(Stored dataset items)
- - -

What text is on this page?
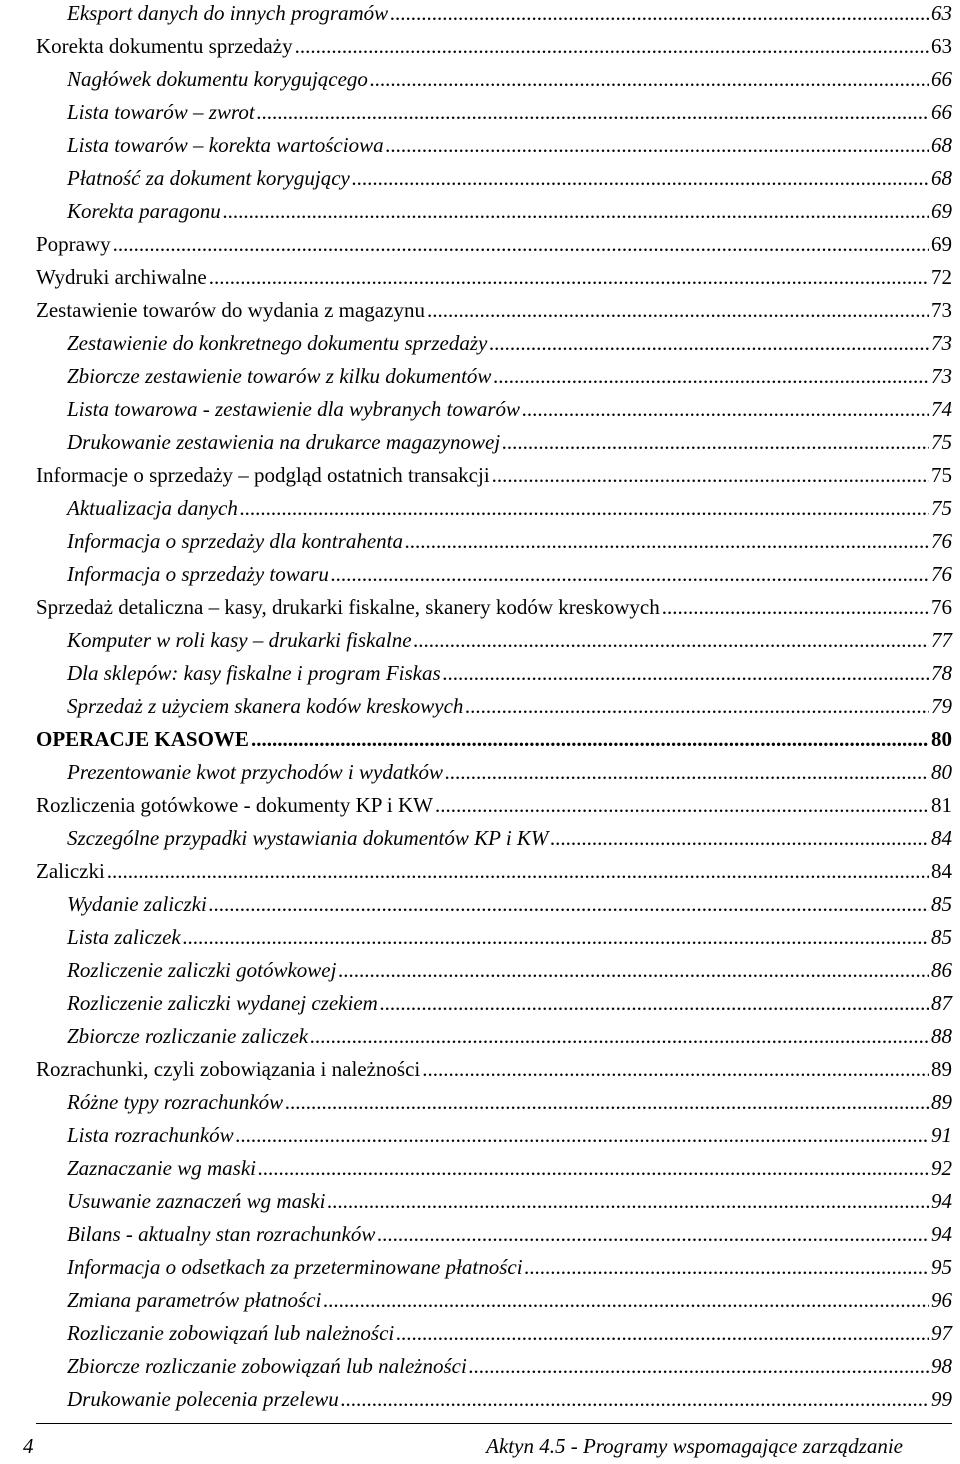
Eksport danych do innych programów .....	63
Korekta dokumentu sprzedaży .....	63
Nagłówek dokumentu korygującego .....	66
Lista towarów – zwrot .....	66
Lista towarów – korekta wartościowa .....	68
Płatność za dokument korygujący .....	68
Korekta paragonu .....	69
Poprawy .....	69
Wydruki archiwalne .....	72
Zestawienie towarów do wydania z magazynu .....	73
Zestawienie do konkretnego dokumentu sprzedaży .....	73
Zbiorcze zestawienie towarów z kilku dokumentów .....	73
Lista towarowa - zestawienie dla wybranych towarów .....	74
Drukowanie zestawienia na drukarce magazynowej .....	75
Informacje o sprzedaży – podgląd ostatnich transakcji .....	75
Aktualizacja danych .....	75
Informacja o sprzedaży dla kontrahenta .....	76
Informacja o sprzedaży towaru .....	76
Sprzedaż detaliczna – kasy, drukarki fiskalne, skanery kodów kreskowych .....	76
Komputer w roli kasy – drukarki fiskalne .....	77
Dla sklepów: kasy fiskalne i program Fiskas .....	78
Sprzedaż z użyciem skanera kodów kreskowych .....	79
OPERACJE KASOWE .....	80
Prezentowanie kwot przychodów i wydatków .....	80
Rozliczenia gotówkowe - dokumenty KP i KW .....	81
Szczególne przypadki wystawiania dokumentów KP i KW .....	84
Zaliczki .....	84
Wydanie zaliczki .....	85
Lista zaliczek .....	85
Rozliczenie zaliczki gotówkowej .....	86
Rozliczenie zaliczki wydanej czekiem .....	87
Zbiorcze rozliczanie zaliczek .....	88
Rozrachunki, czyli zobowiązania i należności .....	89
Różne typy rozrachunków .....	89
Lista rozrachunków .....	91
Zaznaczanie wg maski .....	92
Usuwanie zaznaczeń wg maski .....	94
Bilans - aktualny stan rozrachunków .....	94
Informacja o odsetkach za przeterminowane płatności .....	95
Zmiana parametrów płatności .....	96
Rozliczanie zobowiązań lub należności .....	97
Zbiorcze rozliczanie zobowiązań lub należności .....	98
Drukowanie polecenia przelewu .....	99
4	Aktyn 4.5 - Programy wspomagające zarządzanie
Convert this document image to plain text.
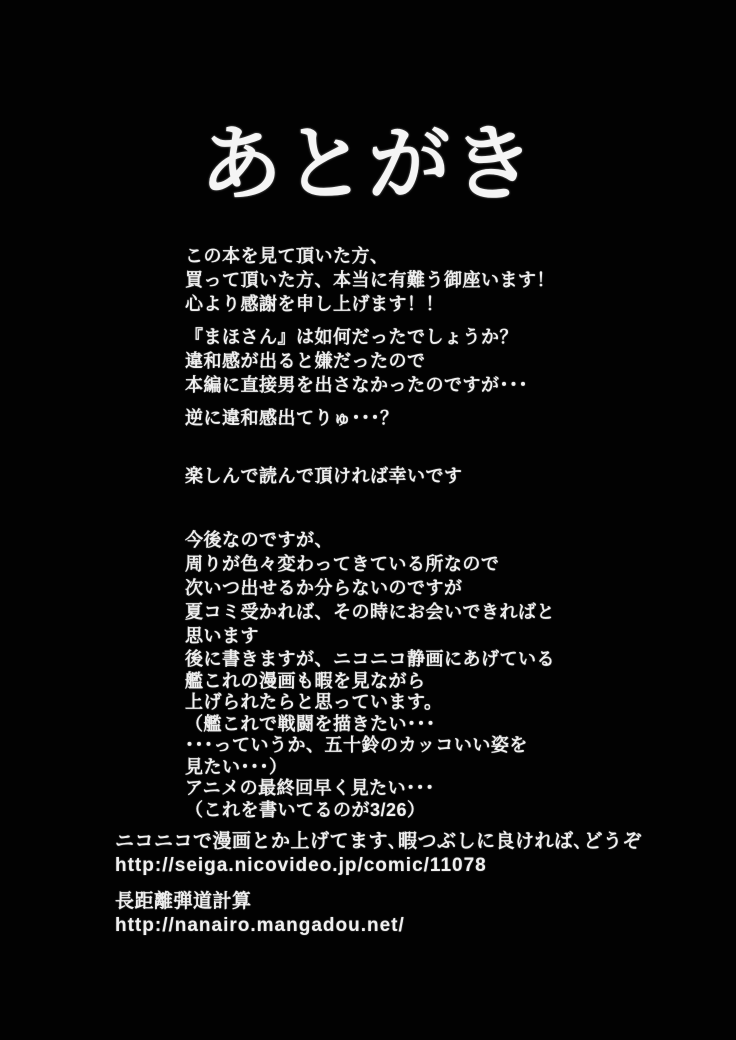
あとがき
この本を見て頂いた方、
買って頂いた方、本当に有難う御座います！
心より感謝を申し上げます！！
『まほさん』は如何だったでしょうか？
違和感が出ると嫌だったので
本編に直接男を出さなかったのですが･･･
逆に違和感出てりゅ･･･？
楽しんで読んで頂ければ幸いです
今後なのですが、
周りが色々変わってきている所なので
次いつ出せるか分らないのですが
夏コミ受かれば、その時にお会いできればと
思います
後に書きますが、ニコニコ静画にあげている
艦これの漫画も暇を見ながら
上げられたらと思っています。
（艦これで戦闘を描きたい･･･
･･･っていうか、五十鈴のカッコいい姿を
見たい･･･）
アニメの最終回早く見たい･･･
（これを書いてるのが3/26）
ニコニコで漫画とか上げてます､暇つぶしに良ければ､どうぞ
http://seiga.nicovideo.jp/comic/11078
長距離弾道計算
http://nanairo.mangadou.net/
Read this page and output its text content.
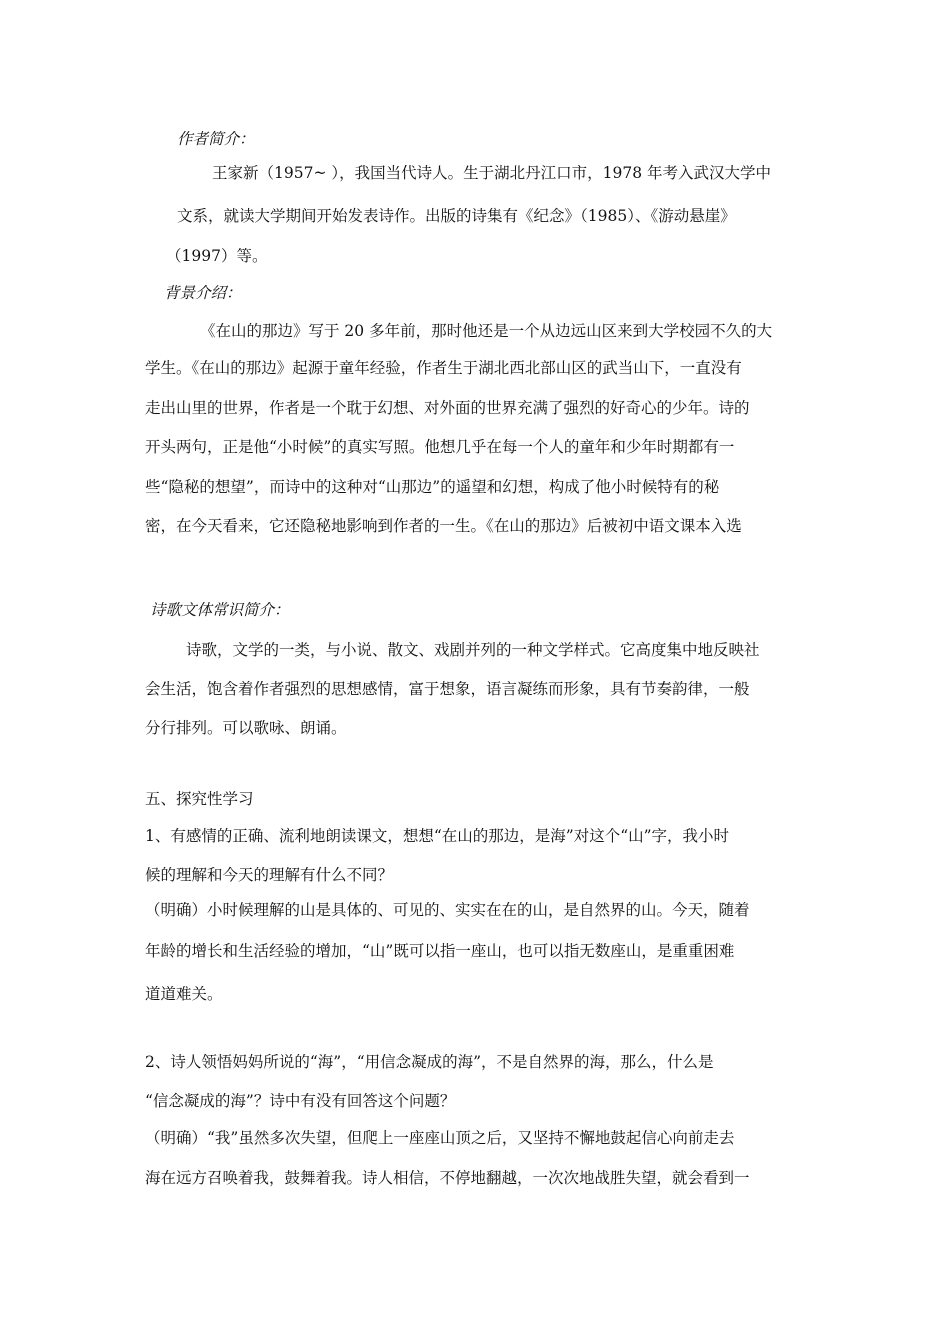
作者简介：
王家新（1957~ ），我国当代诗人。生于湖北丹江口市，1978 年考入武汉大学中
文系，就读大学期间开始发表诗作。出版的诗集有《纪念》（1985）、《游动悬崖》
（1997）等。
背景介绍：
《在山的那边》写于 20 多年前，那时他还是一个从边远山区来到大学校园不久的大
学生。《在山的那边》起源于童年经验，作者生于湖北西北部山区的武当山下，一直没有
走出山里的世界，作者是一个耽于幻想、对外面的世界充满了强烈的好奇心的少年。诗的
开头两句，正是他“小时候”的真实写照。他想几乎在每一个人的童年和少年时期都有一
些“隐秘的想望”，而诗中的这种对“山那边”的遥望和幻想，构成了他小时候特有的秘
密，在今天看来，它还隐秘地影响到作者的一生。《在山的那边》后被初中语文课本入选
诗歌文体常识简介：
诗歌，文学的一类，与小说、散文、戏剧并列的一种文学样式。它高度集中地反映社
会生活，饱含着作者强烈的思想感情，富于想象，语言凝练而形象，具有节奏韵律，一般
分行排列。可以歌咏、朗诵。
五、探究性学习
1、有感情的正确、流利地朗读课文，想想“在山的那边，是海”对这个“山”字，我小时
候的理解和今天的理解有什么不同？
（明确）小时候理解的山是具体的、可见的、实实在在的山，是自然界的山。今天，随着
年龄的增长和生活经验的增加，“山”既可以指一座山，也可以指无数座山，是重重困难
道道难关。
2、诗人领悟妈妈所说的“海”，“用信念凝成的海”，不是自然界的海，那么，什么是
“信念凝成的海”？诗中有没有回答这个问题？
（明确）“我”虽然多次失望，但爬上一座座山顶之后，又坚持不懈地鼓起信心向前走去
海在远方召唤着我，鼓舞着我。诗人相信，不停地翻越，一次次地战胜失望，就会看到一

- - -

● Your objective:
With the pictures left out, write out exactly the lines from the line containing "Convert this document image to plain text." through the final line.

● Problem solution:
Convert this document image to plain text.
あとがき
この本を見て頂いた方、
買って頂いた方、本当に有難う御座います！
心より感謝を申し上げます！！
『まほさん』は如何だったでしょうか？
違和感が出ると嫌だったので
本編に直接男を出さなかったのですが･･･
逆に違和感出てりゅ･･･？
楽しんで読んで頂ければ幸いです
今後なのですが、
周りが色々変わってきている所なので
次いつ出せるか分らないのですが
夏コミ受かれば、その時にお会いできればと
思います
後に書きますが、ニコニコ静画にあげている
艦これの漫画も暇を見ながら
上げられたらと思っています。
（艦これで戦闘を描きたい･･･
･･･っていうか、五十鈴のカッコいい姿を
見たい･･･）
アニメの最終回早く見たい･･･
（これを書いてるのが3/26）
ニコニコで漫画とか上げてます､暇つぶしに良ければ､どうぞ
http://seiga.nicovideo.jp/comic/11078
長距離弾道計算
http://nanairo.mangadou.net/
Read this page and output its text content.
作者简介：
王家新（1957~ ），我国当代诗人。生于湖北丹江口市，1978 年考入武汉大学中
文系，就读大学期间开始发表诗作。出版的诗集有《纪念》（1985）、《游动悬崖》
（1997）等。
背景介绍：
《在山的那边》写于 20 多年前，那时他还是一个从边远山区来到大学校园不久的大
学生。《在山的那边》起源于童年经验，作者生于湖北西北部山区的武当山下，一直没有
走出山里的世界，作者是一个耽于幻想、对外面的世界充满了强烈的好奇心的少年。诗的
开头两句，正是他“小时候”的真实写照。他想几乎在每一个人的童年和少年时期都有一
些“隐秘的想望”，而诗中的这种对“山那边”的遥望和幻想，构成了他小时候特有的秘
密，在今天看来，它还隐秘地影响到作者的一生。《在山的那边》后被初中语文课本入选
诗歌文体常识简介：
诗歌，文学的一类，与小说、散文、戏剧并列的一种文学样式。它高度集中地反映社
会生活，饱含着作者强烈的思想感情，富于想象，语言凝练而形象，具有节奏韵律，一般
分行排列。可以歌咏、朗诵。
五、探究性学习
1、有感情的正确、流利地朗读课文，想想“在山的那边，是海”对这个“山”字，我小时
候的理解和今天的理解有什么不同？
（明确）小时候理解的山是具体的、可见的、实实在在的山，是自然界的山。今天，随着
年龄的增长和生活经验的增加，“山”既可以指一座山，也可以指无数座山，是重重困难
道道难关。
2、诗人领悟妈妈所说的“海”，“用信念凝成的海”，不是自然界的海，那么，什么是
“信念凝成的海”？诗中有没有回答这个问题？
（明确）“我”虽然多次失望，但爬上一座座山顶之后，又坚持不懈地鼓起信心向前走去
海在远方召唤着我，鼓舞着我。诗人相信，不停地翻越，一次次地战胜失望，就会看到一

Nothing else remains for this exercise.